| WHAT THE EXERCISE ASKS |
Going through the data below, please show each line containing the string "regulation".

| DATA TO PROCESS |
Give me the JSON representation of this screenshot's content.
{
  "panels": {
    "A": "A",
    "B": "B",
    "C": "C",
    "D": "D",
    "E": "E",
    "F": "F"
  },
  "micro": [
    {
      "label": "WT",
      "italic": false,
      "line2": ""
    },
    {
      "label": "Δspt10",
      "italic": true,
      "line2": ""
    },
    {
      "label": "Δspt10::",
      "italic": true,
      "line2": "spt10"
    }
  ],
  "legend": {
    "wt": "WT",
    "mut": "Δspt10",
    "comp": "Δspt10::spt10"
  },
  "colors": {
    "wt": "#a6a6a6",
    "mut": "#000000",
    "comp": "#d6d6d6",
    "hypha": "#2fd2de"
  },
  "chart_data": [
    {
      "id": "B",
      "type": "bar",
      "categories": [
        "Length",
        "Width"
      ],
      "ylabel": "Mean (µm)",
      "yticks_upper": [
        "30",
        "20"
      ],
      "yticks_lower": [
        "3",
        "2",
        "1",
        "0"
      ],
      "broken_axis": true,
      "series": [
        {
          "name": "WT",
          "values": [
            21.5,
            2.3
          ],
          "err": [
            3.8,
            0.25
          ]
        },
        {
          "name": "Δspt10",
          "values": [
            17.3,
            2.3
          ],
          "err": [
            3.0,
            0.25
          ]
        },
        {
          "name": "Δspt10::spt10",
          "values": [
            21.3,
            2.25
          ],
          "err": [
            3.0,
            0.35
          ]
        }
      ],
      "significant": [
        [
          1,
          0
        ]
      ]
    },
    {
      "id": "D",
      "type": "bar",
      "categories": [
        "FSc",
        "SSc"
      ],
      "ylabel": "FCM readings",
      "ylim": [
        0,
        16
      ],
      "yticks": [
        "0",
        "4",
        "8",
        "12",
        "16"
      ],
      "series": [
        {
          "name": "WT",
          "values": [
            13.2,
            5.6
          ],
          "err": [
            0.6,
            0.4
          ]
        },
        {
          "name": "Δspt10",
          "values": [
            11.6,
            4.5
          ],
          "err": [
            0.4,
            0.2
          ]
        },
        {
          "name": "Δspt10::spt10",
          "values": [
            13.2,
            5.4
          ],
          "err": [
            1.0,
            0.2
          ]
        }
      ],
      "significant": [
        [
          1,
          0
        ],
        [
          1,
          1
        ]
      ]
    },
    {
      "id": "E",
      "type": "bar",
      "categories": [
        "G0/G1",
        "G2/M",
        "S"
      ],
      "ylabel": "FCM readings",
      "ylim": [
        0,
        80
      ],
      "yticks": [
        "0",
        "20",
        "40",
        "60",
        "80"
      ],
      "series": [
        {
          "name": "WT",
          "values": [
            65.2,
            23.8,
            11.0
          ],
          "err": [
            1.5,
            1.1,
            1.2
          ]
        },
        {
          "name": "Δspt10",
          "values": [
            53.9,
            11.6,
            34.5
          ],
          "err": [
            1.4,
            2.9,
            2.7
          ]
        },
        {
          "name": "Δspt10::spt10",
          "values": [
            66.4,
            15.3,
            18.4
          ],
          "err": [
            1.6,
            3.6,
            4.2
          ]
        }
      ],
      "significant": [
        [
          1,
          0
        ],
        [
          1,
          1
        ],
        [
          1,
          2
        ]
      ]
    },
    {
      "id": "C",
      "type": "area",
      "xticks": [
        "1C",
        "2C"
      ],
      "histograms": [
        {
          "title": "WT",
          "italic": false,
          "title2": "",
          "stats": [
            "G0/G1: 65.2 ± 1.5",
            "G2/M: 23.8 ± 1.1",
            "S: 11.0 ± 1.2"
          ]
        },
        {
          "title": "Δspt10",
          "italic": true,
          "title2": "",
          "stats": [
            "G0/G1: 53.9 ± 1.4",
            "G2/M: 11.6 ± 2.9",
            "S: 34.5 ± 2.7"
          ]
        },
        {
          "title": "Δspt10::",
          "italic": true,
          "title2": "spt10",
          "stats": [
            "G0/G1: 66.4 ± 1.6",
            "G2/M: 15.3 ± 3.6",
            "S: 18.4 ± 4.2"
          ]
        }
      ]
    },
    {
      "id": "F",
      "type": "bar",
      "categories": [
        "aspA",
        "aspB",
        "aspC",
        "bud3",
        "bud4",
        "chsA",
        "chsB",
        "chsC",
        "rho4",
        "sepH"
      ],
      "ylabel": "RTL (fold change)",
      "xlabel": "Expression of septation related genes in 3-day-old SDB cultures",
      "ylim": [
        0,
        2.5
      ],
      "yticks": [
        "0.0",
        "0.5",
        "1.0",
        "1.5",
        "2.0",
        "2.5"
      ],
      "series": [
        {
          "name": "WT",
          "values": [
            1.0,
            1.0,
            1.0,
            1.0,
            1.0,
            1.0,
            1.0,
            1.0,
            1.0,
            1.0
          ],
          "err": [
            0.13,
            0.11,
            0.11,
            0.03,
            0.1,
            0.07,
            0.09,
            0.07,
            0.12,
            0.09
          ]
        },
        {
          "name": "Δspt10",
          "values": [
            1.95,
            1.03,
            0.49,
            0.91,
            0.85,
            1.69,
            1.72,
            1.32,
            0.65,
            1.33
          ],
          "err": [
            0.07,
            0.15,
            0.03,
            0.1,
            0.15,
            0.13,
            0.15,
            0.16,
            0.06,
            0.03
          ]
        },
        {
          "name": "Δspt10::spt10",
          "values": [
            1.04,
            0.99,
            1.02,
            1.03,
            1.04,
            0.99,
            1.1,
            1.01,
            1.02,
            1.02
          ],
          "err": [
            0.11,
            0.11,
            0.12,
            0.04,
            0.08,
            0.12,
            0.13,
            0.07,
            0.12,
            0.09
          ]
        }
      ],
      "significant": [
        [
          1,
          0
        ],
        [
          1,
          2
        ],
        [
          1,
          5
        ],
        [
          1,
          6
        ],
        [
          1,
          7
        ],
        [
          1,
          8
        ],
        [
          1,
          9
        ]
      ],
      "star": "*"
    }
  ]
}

---

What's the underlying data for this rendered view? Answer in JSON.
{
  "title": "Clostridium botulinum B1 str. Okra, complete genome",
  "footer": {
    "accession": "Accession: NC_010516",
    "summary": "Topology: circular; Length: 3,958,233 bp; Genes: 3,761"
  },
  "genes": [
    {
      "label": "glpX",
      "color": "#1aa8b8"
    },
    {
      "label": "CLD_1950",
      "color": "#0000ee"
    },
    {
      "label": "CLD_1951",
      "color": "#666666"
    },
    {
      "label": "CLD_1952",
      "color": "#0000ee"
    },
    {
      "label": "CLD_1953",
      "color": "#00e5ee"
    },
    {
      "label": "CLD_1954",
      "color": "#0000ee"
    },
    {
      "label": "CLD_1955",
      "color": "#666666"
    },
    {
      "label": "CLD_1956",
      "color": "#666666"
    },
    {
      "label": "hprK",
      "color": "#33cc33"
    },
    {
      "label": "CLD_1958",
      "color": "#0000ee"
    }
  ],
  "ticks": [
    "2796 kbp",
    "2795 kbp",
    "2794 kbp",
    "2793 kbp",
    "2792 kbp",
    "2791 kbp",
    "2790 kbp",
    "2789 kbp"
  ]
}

...

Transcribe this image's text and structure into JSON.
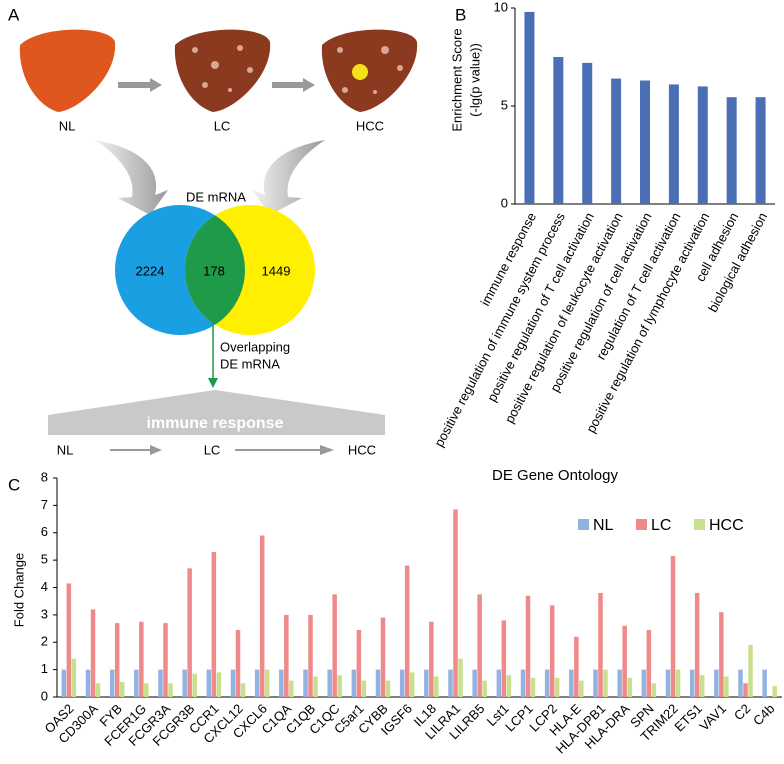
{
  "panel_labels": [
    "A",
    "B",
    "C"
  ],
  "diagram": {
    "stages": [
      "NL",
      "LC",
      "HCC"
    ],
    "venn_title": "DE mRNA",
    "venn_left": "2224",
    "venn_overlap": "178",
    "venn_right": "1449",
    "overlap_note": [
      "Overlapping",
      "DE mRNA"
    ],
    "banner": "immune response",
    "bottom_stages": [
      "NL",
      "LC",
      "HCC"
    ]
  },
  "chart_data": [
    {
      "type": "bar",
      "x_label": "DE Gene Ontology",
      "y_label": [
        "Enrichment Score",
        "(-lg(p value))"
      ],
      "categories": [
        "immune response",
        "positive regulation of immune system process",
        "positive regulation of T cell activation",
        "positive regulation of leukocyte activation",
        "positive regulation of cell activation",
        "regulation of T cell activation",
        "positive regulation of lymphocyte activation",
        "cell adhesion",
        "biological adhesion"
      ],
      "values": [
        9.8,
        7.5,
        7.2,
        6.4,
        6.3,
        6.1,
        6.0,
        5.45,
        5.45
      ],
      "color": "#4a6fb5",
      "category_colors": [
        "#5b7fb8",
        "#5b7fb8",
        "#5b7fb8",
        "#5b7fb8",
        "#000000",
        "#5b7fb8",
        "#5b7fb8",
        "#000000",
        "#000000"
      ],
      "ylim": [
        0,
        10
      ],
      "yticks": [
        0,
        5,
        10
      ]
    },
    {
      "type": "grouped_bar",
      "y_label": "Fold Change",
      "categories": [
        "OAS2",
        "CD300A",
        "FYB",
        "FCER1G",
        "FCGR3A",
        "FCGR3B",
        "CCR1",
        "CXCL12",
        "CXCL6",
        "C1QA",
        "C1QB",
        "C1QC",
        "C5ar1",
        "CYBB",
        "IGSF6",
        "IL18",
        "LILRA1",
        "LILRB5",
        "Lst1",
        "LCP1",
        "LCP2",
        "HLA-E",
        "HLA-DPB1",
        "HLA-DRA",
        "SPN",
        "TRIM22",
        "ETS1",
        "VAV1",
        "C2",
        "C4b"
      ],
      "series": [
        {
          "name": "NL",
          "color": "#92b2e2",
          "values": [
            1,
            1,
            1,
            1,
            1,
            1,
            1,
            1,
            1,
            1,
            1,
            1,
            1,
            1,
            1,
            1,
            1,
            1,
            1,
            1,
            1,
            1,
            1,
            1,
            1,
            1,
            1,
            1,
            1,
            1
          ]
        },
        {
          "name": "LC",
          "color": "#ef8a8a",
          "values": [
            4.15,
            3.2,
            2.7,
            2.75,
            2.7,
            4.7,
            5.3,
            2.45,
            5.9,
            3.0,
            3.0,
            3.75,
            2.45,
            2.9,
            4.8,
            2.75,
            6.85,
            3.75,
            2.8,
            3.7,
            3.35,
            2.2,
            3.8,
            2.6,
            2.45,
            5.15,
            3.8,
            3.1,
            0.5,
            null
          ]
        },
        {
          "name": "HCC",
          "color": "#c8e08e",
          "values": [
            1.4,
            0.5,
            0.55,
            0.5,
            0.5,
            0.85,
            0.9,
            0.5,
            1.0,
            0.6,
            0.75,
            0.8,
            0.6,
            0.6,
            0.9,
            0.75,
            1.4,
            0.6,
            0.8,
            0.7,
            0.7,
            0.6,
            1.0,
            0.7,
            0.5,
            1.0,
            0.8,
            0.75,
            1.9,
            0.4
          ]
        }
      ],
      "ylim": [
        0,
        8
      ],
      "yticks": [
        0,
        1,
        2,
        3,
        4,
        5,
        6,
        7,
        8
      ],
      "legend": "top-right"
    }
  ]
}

| TASK RESULT |
        "positive regulation of immune system process",
        "positive regulation of T cell activation",
        "positive regulation of leukocyte activation",
        "positive regulation of cell activation",
        "regulation of T cell activation",
        "positive regulation of lymphocyte activation",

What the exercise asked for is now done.